-------- Information shown

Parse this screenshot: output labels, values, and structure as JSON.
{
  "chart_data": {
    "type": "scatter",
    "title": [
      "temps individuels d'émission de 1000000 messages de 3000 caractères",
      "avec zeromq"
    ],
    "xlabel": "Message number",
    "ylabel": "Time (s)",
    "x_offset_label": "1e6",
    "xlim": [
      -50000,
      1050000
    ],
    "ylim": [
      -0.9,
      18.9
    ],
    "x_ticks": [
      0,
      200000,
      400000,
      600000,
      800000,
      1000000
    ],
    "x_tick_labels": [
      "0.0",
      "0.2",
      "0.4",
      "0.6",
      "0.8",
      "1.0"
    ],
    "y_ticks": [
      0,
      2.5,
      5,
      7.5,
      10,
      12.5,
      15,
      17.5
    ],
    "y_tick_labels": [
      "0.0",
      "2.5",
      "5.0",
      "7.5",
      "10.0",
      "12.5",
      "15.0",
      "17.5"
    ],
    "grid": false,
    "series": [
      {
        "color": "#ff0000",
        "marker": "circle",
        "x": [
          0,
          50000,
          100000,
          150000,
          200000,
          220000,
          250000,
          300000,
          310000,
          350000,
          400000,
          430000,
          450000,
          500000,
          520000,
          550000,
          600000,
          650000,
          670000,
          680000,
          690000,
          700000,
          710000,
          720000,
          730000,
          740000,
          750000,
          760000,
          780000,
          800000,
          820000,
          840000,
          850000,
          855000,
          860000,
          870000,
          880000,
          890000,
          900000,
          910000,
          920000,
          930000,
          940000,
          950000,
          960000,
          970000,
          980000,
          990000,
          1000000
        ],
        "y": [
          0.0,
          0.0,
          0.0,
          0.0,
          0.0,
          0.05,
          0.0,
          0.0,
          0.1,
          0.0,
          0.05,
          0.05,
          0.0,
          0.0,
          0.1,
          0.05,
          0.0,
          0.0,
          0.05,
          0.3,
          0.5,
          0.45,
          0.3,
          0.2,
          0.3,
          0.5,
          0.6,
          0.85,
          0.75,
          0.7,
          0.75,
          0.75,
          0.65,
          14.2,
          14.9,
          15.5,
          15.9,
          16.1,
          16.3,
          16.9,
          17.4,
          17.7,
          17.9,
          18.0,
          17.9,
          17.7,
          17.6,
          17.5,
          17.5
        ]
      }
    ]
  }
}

----------------

§ **Given instruction**
Repeat every line of the records above exactly.

§ **Final result**
Parse this screenshot: output labels, values, and structure as JSON.
{
  "chart_data": {
    "type": "scatter",
    "title": [
      "temps individuels d'émission de 1000000 messages de 3000 caractères",
      "avec zeromq"
    ],
    "xlabel": "Message number",
    "ylabel": "Time (s)",
    "x_offset_label": "1e6",
    "xlim": [
      -50000,
      1050000
    ],
    "ylim": [
      -0.9,
      18.9
    ],
    "x_ticks": [
      0,
      200000,
      400000,
      600000,
      800000,
      1000000
    ],
    "x_tick_labels": [
      "0.0",
      "0.2",
      "0.4",
      "0.6",
      "0.8",
      "1.0"
    ],
    "y_ticks": [
      0,
      2.5,
      5,
      7.5,
      10,
      12.5,
      15,
      17.5
    ],
    "y_tick_labels": [
      "0.0",
      "2.5",
      "5.0",
      "7.5",
      "10.0",
      "12.5",
      "15.0",
      "17.5"
    ],
    "grid": false,
    "series": [
      {
        "color": "#ff0000",
        "marker": "circle",
        "x": [
          0,
          50000,
          100000,
          150000,
          200000,
          220000,
          250000,
          300000,
          310000,
          350000,
          400000,
          430000,
          450000,
          500000,
          520000,
          550000,
          600000,
          650000,
          670000,
          680000,
          690000,
          700000,
          710000,
          720000,
          730000,
          740000,
          750000,
          760000,
          780000,
          800000,
          820000,
          840000,
          850000,
          855000,
          860000,
          870000,
          880000,
          890000,
          900000,
          910000,
          920000,
          930000,
          940000,
          950000,
          960000,
          970000,
          980000,
          990000,
          1000000
        ],
        "y": [
          0.0,
          0.0,
          0.0,
          0.0,
          0.0,
          0.05,
          0.0,
          0.0,
          0.1,
          0.0,
          0.05,
          0.05,
          0.0,
          0.0,
          0.1,
          0.05,
          0.0,
          0.0,
          0.05,
          0.3,
          0.5,
          0.45,
          0.3,
          0.2,
          0.3,
          0.5,
          0.6,
          0.85,
          0.75,
          0.7,
          0.75,
          0.75,
          0.65,
          14.2,
          14.9,
          15.5,
          15.9,
          16.1,
          16.3,
          16.9,
          17.4,
          17.7,
          17.9,
          18.0,
          17.9,
          17.7,
          17.6,
          17.5,
          17.5
        ]
      }
    ]
  }
}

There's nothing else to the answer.